DATA TO PROCESS.
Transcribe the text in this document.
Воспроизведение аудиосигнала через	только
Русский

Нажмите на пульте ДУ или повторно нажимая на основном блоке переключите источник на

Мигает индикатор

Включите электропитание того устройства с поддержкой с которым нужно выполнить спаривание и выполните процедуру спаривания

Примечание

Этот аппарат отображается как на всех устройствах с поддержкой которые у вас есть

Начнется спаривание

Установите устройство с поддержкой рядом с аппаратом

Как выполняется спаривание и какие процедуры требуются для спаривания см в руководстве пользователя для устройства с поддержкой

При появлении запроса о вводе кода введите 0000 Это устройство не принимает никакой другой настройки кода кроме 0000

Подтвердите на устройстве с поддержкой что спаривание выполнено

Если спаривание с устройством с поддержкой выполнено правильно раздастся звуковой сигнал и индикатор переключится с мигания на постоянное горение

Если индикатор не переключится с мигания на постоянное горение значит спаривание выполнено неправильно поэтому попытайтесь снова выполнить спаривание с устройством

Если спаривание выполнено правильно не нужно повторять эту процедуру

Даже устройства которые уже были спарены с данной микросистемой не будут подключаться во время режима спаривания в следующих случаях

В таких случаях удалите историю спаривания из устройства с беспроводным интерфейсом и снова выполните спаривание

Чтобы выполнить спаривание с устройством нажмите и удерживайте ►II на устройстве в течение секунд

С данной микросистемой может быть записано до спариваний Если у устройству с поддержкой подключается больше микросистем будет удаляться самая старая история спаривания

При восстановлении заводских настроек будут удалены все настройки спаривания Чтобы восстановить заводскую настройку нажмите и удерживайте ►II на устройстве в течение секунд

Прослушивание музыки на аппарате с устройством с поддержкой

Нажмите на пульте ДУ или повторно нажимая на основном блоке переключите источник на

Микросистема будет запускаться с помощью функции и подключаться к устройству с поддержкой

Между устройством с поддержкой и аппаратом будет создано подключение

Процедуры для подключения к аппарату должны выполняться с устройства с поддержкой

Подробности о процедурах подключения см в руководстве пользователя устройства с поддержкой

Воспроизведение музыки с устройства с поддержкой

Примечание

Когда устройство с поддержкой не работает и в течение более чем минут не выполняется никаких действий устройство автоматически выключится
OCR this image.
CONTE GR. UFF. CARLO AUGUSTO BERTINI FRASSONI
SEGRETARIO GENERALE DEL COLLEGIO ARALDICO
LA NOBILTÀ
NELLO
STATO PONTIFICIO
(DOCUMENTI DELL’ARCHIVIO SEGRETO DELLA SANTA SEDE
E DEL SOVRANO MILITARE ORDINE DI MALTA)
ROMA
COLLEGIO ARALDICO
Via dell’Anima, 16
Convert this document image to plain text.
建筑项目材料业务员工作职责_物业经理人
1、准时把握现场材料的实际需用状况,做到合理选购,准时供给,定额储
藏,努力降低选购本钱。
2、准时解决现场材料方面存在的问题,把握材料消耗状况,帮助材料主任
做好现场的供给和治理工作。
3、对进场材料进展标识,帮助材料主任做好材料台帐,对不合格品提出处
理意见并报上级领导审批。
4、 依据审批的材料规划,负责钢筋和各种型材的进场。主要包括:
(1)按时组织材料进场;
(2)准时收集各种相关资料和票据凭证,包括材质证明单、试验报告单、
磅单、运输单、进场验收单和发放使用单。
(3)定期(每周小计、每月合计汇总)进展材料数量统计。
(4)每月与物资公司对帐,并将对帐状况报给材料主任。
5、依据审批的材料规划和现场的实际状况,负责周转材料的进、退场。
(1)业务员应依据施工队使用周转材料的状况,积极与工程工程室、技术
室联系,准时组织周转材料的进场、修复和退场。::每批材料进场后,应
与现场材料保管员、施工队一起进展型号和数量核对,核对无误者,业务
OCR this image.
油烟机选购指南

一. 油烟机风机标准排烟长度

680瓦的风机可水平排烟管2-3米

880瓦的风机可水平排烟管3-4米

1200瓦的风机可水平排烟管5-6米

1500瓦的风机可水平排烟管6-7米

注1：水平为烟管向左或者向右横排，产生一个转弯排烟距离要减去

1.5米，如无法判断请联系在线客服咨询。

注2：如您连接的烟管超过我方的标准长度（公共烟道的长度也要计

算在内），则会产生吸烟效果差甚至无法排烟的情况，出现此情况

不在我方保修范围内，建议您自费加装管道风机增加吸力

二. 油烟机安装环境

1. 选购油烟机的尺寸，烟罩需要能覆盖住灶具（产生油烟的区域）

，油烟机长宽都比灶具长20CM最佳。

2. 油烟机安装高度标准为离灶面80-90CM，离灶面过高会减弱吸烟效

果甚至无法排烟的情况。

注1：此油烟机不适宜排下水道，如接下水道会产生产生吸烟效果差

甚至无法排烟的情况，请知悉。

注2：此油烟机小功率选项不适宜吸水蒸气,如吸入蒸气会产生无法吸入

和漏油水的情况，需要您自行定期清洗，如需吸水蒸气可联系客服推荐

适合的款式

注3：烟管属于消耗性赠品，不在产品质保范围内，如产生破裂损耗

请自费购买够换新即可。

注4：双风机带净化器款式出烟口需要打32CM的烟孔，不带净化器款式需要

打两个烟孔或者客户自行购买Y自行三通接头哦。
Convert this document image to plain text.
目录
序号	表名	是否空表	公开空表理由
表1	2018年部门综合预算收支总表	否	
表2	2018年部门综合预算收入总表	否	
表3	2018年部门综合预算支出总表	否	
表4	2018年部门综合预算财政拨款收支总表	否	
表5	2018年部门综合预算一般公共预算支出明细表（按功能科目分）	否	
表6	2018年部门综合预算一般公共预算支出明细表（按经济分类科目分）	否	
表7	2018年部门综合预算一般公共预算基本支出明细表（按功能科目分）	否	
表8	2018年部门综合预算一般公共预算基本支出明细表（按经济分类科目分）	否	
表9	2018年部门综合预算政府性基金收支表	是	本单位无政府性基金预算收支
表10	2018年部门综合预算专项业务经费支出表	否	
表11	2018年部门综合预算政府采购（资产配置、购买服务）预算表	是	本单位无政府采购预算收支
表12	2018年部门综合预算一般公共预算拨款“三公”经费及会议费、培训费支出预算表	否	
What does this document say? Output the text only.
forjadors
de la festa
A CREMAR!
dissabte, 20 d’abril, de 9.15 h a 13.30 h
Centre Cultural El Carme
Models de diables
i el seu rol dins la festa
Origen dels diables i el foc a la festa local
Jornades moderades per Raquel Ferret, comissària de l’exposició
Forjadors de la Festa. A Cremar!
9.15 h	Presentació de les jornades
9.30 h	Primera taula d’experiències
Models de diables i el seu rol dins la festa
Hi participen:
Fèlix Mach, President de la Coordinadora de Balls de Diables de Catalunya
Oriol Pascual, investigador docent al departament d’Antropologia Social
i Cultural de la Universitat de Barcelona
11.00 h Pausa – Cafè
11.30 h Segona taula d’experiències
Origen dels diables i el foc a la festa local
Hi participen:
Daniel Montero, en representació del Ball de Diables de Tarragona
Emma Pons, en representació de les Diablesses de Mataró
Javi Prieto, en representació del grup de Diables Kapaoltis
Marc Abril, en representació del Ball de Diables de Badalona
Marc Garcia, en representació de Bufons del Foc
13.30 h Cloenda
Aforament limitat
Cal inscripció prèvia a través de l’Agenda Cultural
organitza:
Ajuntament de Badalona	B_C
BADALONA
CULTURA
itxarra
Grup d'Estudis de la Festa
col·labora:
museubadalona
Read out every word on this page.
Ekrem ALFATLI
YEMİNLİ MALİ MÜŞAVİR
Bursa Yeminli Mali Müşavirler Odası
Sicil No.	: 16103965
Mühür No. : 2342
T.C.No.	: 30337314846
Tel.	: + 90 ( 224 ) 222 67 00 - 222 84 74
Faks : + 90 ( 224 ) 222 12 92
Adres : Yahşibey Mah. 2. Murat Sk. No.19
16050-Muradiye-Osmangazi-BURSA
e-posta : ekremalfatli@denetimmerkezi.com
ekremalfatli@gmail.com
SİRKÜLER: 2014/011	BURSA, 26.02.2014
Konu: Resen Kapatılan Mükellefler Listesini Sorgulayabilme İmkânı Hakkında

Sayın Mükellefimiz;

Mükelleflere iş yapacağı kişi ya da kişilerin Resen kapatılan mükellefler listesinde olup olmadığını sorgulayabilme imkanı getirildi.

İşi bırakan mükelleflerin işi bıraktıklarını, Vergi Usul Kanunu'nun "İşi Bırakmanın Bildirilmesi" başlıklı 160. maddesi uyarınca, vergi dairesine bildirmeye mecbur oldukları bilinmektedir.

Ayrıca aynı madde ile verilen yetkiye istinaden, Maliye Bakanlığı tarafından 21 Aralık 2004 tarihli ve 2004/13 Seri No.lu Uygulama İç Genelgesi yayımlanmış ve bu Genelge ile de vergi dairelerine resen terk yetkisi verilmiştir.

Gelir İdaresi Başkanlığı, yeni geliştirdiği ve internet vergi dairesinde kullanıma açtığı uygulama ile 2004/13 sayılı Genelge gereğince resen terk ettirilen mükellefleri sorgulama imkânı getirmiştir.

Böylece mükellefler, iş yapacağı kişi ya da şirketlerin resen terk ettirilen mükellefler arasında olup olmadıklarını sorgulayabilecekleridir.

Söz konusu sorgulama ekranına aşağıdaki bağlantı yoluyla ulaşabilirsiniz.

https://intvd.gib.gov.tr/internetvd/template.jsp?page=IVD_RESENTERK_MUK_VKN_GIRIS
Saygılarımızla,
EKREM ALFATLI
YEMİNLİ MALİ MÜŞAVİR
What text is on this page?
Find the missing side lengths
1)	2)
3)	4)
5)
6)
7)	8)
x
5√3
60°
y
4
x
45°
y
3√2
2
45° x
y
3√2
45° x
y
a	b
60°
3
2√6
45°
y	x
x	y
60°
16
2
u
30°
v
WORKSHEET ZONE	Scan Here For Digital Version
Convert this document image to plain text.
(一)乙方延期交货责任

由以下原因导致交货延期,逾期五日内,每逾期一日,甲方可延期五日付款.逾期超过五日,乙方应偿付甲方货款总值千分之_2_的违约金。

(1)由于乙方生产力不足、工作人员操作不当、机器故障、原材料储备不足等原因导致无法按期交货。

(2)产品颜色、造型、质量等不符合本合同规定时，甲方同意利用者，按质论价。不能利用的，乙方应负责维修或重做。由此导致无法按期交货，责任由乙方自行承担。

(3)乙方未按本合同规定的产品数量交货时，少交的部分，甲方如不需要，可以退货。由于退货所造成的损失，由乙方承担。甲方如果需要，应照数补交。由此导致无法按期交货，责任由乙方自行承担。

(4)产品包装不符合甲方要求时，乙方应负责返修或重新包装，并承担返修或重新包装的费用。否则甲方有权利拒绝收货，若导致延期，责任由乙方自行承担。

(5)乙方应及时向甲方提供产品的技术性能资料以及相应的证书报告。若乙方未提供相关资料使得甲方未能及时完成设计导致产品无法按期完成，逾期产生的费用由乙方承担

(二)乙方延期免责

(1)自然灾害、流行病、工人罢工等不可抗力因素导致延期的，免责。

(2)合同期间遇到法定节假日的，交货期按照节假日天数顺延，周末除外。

WHAT NEEDS TO BE DONE.
From the entries above, select each line containing the string "taula".

RESULT OF THIS EXERCISE.
9.30 h	Primera taula d’experiències
11.30 h Segona taula d’experiències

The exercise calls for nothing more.